• Task brief
State how many lines in the listing below include the word "America", and add nothing besides the number.

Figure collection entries
##########

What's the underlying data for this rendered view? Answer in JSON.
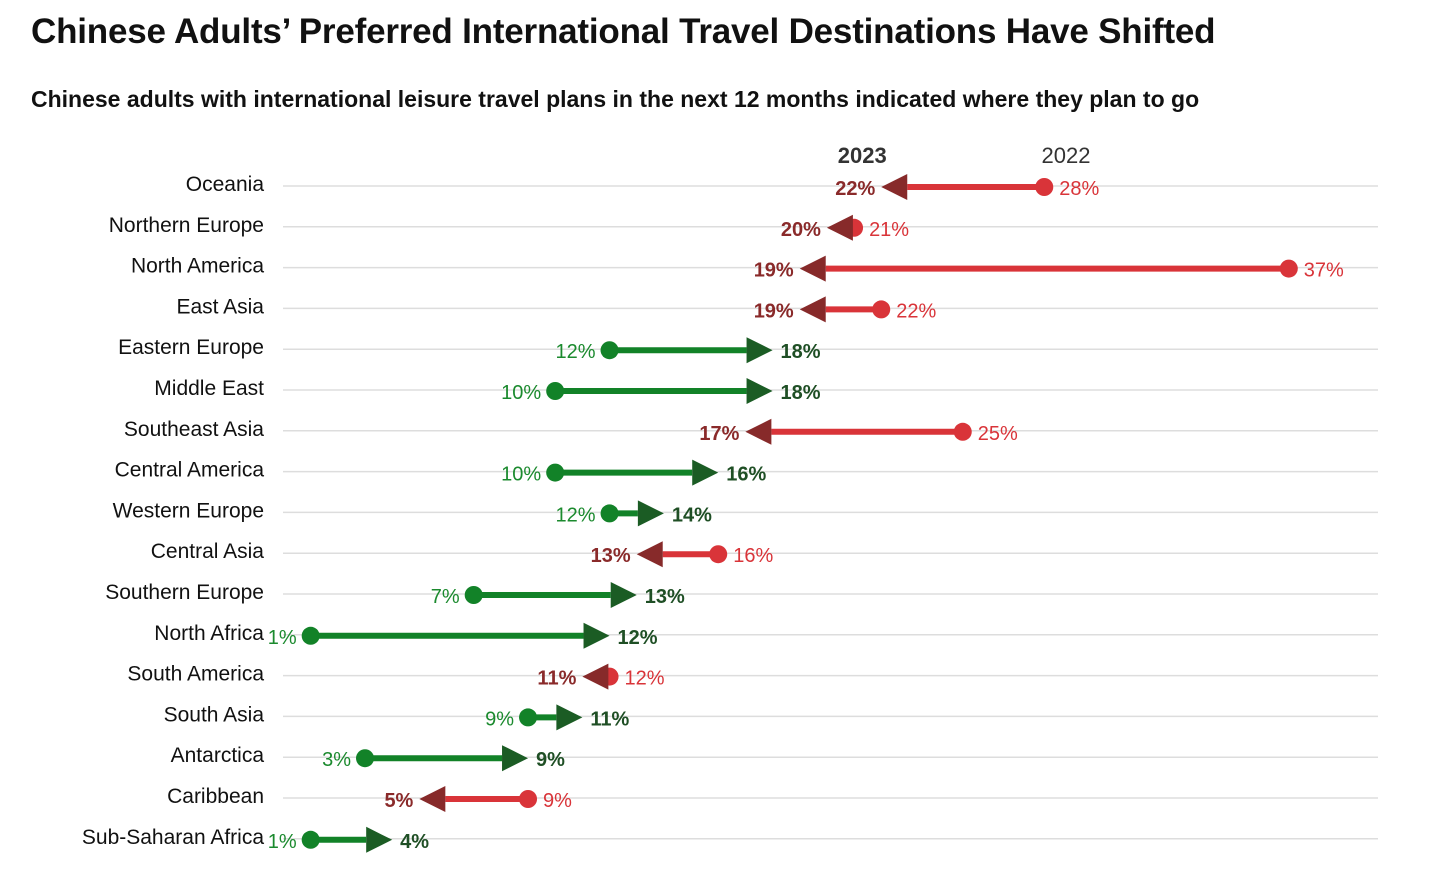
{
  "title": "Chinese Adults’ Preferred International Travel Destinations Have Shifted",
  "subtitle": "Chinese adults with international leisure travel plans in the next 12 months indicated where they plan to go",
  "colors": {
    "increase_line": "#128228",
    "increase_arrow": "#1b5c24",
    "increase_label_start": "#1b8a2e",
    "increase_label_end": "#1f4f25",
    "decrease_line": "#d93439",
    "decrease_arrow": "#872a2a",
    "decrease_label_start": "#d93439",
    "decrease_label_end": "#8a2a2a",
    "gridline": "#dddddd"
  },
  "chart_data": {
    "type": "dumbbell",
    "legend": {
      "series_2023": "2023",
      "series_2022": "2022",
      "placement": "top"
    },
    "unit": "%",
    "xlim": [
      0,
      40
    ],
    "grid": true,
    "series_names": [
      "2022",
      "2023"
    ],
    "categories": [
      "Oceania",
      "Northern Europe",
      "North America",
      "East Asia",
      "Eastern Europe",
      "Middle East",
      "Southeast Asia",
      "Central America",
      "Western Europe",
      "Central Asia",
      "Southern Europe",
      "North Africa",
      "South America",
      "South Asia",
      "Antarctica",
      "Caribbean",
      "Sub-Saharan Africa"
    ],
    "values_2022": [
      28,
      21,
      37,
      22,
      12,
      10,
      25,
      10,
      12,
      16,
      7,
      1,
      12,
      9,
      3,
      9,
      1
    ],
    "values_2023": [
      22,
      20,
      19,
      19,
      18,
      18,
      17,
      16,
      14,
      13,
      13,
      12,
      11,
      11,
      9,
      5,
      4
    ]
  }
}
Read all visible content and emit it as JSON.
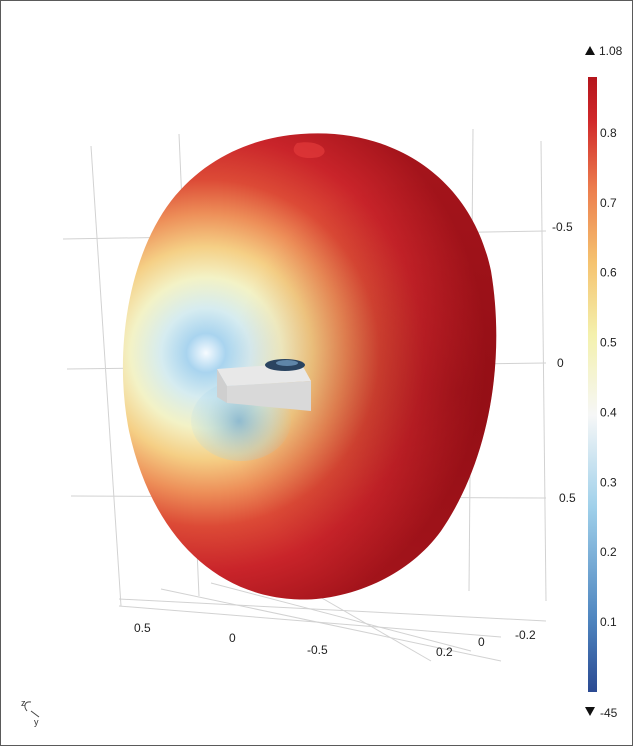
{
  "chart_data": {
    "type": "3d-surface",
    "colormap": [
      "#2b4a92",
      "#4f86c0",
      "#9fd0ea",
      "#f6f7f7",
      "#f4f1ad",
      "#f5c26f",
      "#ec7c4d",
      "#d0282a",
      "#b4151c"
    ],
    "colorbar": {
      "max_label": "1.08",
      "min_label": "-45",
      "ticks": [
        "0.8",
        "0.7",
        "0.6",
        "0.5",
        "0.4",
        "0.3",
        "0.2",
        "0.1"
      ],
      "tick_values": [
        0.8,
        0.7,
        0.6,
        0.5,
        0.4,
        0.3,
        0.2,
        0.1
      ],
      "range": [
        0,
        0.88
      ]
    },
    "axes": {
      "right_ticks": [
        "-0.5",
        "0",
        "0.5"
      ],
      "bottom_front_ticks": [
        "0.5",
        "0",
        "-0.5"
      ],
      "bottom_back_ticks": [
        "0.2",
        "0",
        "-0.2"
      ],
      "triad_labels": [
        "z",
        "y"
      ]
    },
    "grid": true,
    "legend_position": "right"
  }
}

##########

• Exercise answer
3